> _TASK INSTRUCTIONS_
Give the number of lines in the data that hold the string "cals". Nothing else is needed.

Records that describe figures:
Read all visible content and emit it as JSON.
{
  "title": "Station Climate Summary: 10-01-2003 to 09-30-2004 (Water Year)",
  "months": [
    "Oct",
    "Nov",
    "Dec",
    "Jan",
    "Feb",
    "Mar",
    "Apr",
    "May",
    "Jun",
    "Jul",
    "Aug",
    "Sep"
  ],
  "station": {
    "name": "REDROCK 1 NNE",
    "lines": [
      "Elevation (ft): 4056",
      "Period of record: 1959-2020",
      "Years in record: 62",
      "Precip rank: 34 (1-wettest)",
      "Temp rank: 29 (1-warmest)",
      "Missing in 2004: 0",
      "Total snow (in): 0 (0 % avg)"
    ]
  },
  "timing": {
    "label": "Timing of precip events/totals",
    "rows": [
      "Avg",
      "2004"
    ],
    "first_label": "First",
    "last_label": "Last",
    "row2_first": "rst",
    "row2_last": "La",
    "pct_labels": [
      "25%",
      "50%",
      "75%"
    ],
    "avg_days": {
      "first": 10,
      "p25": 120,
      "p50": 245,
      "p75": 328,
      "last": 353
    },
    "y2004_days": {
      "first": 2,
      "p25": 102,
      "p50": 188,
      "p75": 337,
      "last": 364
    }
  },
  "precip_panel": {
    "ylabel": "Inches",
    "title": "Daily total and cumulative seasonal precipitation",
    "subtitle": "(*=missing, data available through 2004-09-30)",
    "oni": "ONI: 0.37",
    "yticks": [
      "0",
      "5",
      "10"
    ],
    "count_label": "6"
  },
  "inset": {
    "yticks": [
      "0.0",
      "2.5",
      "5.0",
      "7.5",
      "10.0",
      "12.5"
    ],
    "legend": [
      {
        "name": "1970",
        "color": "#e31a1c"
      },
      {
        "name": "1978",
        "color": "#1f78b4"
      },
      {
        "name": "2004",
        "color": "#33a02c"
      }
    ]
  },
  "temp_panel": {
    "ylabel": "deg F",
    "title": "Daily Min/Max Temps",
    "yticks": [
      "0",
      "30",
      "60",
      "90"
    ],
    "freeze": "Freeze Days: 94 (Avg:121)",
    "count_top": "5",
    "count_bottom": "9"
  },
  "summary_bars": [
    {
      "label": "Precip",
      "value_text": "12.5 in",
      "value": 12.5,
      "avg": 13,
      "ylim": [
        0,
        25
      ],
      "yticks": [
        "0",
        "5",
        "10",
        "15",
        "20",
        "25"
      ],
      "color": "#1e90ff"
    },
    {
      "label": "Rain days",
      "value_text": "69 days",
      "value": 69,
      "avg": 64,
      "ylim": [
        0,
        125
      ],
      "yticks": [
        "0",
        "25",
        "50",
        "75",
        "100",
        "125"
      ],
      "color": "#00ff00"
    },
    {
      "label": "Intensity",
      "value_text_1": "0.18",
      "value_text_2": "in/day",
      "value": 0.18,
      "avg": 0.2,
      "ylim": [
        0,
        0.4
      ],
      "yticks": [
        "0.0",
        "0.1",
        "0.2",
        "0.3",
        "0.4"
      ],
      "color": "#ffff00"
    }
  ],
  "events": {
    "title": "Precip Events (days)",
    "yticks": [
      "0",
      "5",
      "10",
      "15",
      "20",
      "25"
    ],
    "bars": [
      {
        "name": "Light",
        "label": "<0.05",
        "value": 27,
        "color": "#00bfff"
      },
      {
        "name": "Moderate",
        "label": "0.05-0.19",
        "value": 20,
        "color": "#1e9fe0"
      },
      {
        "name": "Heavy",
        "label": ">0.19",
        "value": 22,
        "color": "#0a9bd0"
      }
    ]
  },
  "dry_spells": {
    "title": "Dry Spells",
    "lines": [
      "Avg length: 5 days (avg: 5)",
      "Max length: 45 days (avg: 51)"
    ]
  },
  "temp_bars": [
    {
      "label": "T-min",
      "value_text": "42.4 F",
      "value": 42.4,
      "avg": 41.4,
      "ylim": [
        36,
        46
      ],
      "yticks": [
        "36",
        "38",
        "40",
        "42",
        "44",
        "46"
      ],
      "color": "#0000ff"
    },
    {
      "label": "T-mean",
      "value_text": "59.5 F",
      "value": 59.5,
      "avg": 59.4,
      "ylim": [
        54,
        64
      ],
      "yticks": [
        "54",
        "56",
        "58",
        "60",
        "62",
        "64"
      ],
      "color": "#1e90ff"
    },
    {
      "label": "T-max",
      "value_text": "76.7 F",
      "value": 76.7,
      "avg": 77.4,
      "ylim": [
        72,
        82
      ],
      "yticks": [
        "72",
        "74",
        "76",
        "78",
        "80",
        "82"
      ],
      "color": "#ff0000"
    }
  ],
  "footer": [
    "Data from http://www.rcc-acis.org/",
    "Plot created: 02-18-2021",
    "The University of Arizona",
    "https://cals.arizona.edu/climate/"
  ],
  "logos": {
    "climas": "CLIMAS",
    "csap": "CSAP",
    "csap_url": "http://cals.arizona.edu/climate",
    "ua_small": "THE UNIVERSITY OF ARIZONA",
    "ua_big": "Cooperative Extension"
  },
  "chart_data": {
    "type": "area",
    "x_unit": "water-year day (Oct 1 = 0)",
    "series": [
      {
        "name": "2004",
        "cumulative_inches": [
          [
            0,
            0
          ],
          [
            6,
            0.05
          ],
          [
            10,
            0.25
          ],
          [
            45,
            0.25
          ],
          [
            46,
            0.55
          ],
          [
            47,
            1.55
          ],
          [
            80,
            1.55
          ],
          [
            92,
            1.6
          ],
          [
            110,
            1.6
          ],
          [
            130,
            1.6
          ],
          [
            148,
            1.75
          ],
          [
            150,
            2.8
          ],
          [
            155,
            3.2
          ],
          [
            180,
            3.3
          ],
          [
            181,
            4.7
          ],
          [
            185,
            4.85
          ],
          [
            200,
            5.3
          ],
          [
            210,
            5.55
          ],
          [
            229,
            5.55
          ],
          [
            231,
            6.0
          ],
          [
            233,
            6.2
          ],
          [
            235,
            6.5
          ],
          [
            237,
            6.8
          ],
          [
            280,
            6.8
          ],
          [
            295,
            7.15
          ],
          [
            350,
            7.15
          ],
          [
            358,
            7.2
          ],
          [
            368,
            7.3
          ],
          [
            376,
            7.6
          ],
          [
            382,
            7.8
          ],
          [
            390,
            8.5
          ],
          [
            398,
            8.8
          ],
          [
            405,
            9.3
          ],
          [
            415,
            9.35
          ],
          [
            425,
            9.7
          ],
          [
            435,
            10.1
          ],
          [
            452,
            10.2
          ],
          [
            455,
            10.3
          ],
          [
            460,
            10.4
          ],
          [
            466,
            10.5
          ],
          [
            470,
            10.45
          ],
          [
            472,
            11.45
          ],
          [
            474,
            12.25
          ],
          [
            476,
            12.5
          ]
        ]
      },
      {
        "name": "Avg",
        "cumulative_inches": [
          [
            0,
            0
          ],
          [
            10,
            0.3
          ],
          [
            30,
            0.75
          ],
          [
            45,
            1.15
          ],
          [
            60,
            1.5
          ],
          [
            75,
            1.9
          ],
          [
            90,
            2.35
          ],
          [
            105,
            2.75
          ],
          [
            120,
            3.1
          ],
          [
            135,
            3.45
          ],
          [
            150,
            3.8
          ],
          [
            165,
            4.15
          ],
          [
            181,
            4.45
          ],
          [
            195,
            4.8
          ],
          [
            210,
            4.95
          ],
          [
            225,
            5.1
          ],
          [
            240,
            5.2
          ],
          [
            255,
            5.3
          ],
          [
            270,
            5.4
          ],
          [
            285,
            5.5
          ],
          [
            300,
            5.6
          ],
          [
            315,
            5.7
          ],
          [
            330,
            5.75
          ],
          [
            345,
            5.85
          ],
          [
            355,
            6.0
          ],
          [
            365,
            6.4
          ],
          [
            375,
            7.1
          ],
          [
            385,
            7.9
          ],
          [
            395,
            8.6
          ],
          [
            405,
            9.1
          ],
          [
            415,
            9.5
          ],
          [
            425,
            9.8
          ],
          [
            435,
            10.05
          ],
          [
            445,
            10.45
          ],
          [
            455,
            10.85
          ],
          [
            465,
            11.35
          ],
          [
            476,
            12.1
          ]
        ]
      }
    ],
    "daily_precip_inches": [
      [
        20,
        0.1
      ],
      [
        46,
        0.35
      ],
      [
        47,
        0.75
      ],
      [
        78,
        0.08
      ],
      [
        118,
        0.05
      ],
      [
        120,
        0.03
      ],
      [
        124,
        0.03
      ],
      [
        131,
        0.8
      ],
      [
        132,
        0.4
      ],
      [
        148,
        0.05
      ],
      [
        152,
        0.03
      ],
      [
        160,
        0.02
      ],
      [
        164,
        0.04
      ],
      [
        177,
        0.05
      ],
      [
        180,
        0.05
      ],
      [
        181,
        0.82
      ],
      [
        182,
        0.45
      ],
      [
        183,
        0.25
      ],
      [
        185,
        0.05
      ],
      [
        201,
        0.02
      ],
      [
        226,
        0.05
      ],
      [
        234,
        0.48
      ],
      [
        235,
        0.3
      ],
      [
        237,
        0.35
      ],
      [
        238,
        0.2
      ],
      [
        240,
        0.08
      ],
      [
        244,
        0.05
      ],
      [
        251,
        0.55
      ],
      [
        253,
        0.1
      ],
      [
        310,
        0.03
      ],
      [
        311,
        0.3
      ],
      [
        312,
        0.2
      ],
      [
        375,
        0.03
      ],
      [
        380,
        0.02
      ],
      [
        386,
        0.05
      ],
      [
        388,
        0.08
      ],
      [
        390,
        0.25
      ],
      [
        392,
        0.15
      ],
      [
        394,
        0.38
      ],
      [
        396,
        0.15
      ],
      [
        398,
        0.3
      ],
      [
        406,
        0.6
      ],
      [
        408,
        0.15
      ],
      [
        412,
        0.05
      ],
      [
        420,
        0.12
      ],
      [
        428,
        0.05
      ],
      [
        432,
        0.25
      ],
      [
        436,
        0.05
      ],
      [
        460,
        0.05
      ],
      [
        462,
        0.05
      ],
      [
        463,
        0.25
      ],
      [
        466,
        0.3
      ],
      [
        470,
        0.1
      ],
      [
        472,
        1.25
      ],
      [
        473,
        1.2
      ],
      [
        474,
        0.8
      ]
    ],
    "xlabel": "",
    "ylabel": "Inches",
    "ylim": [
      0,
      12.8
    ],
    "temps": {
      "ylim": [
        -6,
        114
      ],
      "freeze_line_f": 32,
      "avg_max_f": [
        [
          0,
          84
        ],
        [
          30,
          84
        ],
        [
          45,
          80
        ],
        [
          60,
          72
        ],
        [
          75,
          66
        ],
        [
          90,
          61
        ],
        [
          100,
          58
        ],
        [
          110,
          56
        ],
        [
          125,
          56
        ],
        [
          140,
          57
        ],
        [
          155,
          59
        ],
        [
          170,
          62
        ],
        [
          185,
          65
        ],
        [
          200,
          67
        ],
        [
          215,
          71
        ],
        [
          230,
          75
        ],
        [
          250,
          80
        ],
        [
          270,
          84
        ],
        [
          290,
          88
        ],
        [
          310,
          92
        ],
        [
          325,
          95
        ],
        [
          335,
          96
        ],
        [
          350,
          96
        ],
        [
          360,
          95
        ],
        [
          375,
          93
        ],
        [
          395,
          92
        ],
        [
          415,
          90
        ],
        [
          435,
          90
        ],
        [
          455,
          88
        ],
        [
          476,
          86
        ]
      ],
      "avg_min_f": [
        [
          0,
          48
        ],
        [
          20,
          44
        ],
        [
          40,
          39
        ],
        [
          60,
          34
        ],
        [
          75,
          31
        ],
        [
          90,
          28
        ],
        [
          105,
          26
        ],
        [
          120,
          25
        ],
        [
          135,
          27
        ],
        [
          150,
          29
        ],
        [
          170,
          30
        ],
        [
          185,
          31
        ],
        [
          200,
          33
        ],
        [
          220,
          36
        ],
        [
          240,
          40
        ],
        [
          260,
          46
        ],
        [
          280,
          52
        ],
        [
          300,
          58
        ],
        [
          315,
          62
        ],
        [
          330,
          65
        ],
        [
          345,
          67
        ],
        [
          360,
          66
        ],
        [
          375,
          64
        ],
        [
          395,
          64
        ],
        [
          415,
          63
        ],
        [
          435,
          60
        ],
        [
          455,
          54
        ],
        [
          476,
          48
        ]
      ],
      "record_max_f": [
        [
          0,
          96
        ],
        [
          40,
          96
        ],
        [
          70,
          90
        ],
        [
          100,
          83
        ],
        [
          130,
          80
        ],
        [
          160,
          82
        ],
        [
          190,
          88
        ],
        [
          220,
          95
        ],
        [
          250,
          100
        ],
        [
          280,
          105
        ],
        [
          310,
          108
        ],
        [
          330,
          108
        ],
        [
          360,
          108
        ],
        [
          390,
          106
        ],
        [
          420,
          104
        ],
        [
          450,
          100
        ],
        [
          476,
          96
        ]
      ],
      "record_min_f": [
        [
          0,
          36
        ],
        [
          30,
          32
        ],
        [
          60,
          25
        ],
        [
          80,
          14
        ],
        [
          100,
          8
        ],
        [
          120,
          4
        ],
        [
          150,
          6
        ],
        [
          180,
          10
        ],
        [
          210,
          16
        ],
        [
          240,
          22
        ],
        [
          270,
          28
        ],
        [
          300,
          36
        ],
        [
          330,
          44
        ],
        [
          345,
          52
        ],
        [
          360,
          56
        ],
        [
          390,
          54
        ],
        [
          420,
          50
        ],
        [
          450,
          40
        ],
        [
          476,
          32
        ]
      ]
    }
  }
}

> _TASK RESULT_
2